Records provided:
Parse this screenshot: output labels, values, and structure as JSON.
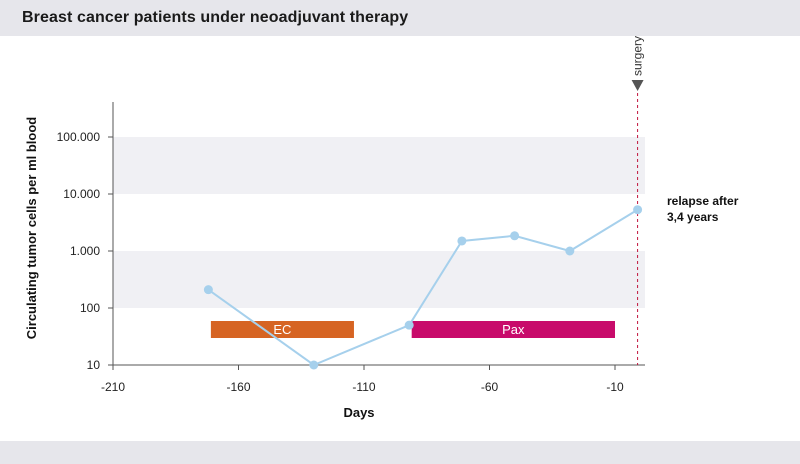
{
  "chart_data": {
    "type": "line",
    "title": "Breast cancer patients under neoadjuvant therapy",
    "xlabel": "Days",
    "ylabel": "Circulating tumor cells per ml blood",
    "xlim": [
      -210,
      0
    ],
    "ylim": [
      10,
      100000
    ],
    "y_scale": "log",
    "x_ticks": [
      -210,
      -160,
      -110,
      -60,
      -10
    ],
    "x_tick_labels": [
      "-210",
      "-160",
      "-110",
      "-60",
      "-10"
    ],
    "y_ticks": [
      10,
      100,
      1000,
      10000,
      100000
    ],
    "y_tick_labels": [
      "10",
      "100",
      "1.000",
      "10.000",
      "100.000"
    ],
    "series": [
      {
        "x": [
          -172,
          -130,
          -92,
          -71,
          -50,
          -28,
          -1
        ],
        "y": [
          210,
          10,
          50,
          1500,
          1850,
          1000,
          5300
        ],
        "color": "#a6d0ec"
      }
    ],
    "phases": [
      {
        "label": "EC",
        "x_start": -171,
        "x_end": -114,
        "color": "#d66423"
      },
      {
        "label": "Pax",
        "x_start": -91,
        "x_end": -10,
        "color": "#c80b6b"
      }
    ],
    "surgery": {
      "label": "surgery",
      "x": -1
    },
    "annotation": {
      "lines": [
        "relapse after",
        "3,4 years"
      ]
    },
    "band_color": "#f0f0f4",
    "grid": false
  }
}
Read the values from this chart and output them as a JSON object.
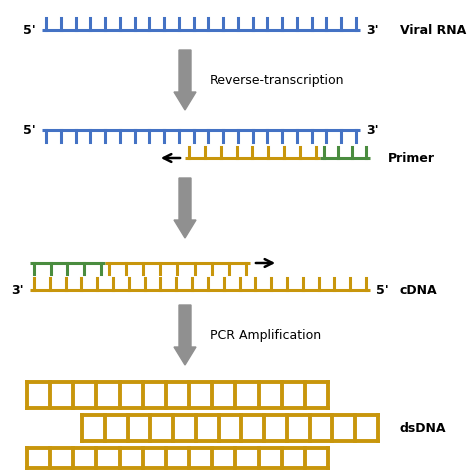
{
  "blue_color": "#4472C4",
  "gold_color": "#C8960C",
  "green_color": "#4A8C3F",
  "background": "#FFFFFF",
  "viral_rna_label": "Viral RNA",
  "rev_trans_label": "Reverse-transcription",
  "primer_label": "Primer",
  "cdna_label": "cDNA",
  "pcr_label": "PCR Amplification",
  "dsdna_label": "dsDNA",
  "label_5prime": "5'",
  "label_3prime": "3'",
  "arrow_color": "#909090",
  "strand_lw": 2.2,
  "tooth_lw": 2.2,
  "dsdna_lw": 2.8
}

Assigned task: Copy out all the data above exactly as written. Skip the pictures.

Result of the exercise:
Parse this screenshot: output labels, values, and structure as JSON.
{
  "chart_data": {
    "type": "line",
    "title": "Breast cancer patients under neoadjuvant therapy",
    "xlabel": "Days",
    "ylabel": "Circulating tumor cells per ml blood",
    "xlim": [
      -210,
      0
    ],
    "ylim": [
      10,
      100000
    ],
    "y_scale": "log",
    "x_ticks": [
      -210,
      -160,
      -110,
      -60,
      -10
    ],
    "x_tick_labels": [
      "-210",
      "-160",
      "-110",
      "-60",
      "-10"
    ],
    "y_ticks": [
      10,
      100,
      1000,
      10000,
      100000
    ],
    "y_tick_labels": [
      "10",
      "100",
      "1.000",
      "10.000",
      "100.000"
    ],
    "series": [
      {
        "x": [
          -172,
          -130,
          -92,
          -71,
          -50,
          -28,
          -1
        ],
        "y": [
          210,
          10,
          50,
          1500,
          1850,
          1000,
          5300
        ],
        "color": "#a6d0ec"
      }
    ],
    "phases": [
      {
        "label": "EC",
        "x_start": -171,
        "x_end": -114,
        "color": "#d66423"
      },
      {
        "label": "Pax",
        "x_start": -91,
        "x_end": -10,
        "color": "#c80b6b"
      }
    ],
    "surgery": {
      "label": "surgery",
      "x": -1
    },
    "annotation": {
      "lines": [
        "relapse after",
        "3,4 years"
      ]
    },
    "band_color": "#f0f0f4",
    "grid": false
  }
}
Read the values from this chart and output them as a JSON object.
{
  "blue_color": "#4472C4",
  "gold_color": "#C8960C",
  "green_color": "#4A8C3F",
  "background": "#FFFFFF",
  "viral_rna_label": "Viral RNA",
  "rev_trans_label": "Reverse-transcription",
  "primer_label": "Primer",
  "cdna_label": "cDNA",
  "pcr_label": "PCR Amplification",
  "dsdna_label": "dsDNA",
  "label_5prime": "5'",
  "label_3prime": "3'",
  "arrow_color": "#909090",
  "strand_lw": 2.2,
  "tooth_lw": 2.2,
  "dsdna_lw": 2.8
}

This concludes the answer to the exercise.